◆ Required work: Give only the number of lines that hold the word "piscatores".
* * *
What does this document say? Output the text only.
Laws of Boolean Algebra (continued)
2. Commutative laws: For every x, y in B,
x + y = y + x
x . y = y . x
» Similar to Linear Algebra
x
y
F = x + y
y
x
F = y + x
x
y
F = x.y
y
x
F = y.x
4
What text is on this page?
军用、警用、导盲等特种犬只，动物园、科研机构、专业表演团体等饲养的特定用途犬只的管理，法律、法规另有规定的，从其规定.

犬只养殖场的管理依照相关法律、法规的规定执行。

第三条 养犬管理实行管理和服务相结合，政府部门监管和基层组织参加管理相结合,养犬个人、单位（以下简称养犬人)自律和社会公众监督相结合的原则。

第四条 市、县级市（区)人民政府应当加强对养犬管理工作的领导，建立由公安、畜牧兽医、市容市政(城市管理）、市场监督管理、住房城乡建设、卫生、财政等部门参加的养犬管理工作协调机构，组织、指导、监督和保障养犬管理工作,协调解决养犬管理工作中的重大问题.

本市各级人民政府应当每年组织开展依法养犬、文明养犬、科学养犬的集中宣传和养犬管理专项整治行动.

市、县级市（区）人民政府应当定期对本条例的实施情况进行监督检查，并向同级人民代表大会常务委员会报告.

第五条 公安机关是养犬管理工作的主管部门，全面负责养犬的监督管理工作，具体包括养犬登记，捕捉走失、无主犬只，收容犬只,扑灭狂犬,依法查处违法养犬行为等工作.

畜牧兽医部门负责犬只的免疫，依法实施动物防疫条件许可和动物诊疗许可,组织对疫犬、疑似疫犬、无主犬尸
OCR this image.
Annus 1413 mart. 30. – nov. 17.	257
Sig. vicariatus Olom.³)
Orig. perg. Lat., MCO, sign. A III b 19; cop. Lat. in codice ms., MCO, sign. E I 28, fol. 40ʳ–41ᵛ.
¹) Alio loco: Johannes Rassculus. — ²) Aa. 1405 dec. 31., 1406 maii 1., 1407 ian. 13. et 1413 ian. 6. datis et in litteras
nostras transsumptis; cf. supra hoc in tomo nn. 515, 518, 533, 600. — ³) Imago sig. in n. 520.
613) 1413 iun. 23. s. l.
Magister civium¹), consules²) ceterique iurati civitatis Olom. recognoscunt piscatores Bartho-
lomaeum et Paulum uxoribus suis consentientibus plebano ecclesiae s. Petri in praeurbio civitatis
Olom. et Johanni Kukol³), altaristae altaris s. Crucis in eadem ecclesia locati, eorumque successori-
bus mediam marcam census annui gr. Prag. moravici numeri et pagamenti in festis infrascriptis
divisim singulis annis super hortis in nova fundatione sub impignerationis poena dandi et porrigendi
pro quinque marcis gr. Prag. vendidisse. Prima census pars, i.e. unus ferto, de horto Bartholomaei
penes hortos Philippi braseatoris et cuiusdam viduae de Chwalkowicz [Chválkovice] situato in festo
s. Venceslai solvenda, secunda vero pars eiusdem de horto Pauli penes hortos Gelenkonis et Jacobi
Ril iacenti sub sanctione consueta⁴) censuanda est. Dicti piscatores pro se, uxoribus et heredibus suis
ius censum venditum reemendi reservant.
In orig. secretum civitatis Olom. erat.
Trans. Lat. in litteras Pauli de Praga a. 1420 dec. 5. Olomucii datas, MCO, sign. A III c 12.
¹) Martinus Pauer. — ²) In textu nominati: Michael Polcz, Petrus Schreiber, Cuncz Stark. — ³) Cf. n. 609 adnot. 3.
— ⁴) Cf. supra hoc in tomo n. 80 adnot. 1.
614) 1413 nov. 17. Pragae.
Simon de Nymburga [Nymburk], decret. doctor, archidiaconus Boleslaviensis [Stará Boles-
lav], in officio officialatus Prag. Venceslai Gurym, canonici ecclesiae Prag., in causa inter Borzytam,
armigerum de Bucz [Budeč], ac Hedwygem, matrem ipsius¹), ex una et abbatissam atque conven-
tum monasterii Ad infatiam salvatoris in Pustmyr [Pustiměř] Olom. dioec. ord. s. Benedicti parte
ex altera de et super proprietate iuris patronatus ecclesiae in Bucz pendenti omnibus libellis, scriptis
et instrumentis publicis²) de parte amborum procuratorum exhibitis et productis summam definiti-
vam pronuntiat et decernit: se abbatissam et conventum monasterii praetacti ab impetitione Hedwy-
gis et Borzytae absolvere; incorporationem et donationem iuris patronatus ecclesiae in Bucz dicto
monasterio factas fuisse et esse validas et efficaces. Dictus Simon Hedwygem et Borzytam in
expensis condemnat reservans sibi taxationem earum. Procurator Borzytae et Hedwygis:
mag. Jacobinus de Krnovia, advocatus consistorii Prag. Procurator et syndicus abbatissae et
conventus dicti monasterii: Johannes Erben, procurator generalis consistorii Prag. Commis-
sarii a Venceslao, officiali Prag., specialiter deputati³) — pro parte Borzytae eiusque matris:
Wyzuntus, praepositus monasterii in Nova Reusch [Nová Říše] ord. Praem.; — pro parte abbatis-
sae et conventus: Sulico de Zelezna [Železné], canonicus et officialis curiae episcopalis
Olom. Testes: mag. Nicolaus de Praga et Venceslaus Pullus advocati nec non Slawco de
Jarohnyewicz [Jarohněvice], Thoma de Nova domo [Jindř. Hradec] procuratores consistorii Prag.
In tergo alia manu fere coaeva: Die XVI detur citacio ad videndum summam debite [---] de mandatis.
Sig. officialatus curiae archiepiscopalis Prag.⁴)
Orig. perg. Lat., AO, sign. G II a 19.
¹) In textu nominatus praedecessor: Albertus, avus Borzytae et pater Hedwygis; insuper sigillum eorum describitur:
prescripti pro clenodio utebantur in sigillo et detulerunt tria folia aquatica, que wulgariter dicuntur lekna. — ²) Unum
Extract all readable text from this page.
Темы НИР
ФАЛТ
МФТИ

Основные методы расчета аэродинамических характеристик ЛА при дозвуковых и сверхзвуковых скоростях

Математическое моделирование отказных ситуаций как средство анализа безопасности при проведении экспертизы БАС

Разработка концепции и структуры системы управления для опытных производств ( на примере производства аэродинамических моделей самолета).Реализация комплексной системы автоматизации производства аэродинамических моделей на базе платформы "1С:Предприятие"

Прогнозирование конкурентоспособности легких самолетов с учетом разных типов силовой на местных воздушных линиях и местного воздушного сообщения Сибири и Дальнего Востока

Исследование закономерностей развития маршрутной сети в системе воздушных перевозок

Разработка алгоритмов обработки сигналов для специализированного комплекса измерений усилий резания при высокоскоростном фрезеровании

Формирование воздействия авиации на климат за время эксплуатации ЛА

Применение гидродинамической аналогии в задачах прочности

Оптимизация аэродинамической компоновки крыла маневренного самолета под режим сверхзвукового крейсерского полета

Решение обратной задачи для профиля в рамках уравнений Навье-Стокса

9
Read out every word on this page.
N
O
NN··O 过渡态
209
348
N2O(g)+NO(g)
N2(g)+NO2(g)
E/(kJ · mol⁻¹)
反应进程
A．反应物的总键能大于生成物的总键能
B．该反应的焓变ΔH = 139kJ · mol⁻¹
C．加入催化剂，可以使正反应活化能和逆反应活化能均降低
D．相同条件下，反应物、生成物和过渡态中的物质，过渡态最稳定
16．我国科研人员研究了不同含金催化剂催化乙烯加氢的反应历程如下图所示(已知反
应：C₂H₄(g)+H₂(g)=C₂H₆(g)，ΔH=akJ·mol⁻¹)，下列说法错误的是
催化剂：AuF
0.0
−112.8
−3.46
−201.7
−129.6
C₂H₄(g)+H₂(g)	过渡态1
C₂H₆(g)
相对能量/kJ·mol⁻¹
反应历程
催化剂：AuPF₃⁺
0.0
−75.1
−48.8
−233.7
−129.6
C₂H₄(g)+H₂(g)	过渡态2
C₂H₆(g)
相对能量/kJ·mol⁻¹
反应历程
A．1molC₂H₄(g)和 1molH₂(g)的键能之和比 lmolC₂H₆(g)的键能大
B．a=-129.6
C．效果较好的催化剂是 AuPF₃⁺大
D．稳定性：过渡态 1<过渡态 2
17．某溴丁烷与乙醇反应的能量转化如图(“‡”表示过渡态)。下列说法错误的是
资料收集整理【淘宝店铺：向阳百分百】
* * *
◆ Output of the exercise: 2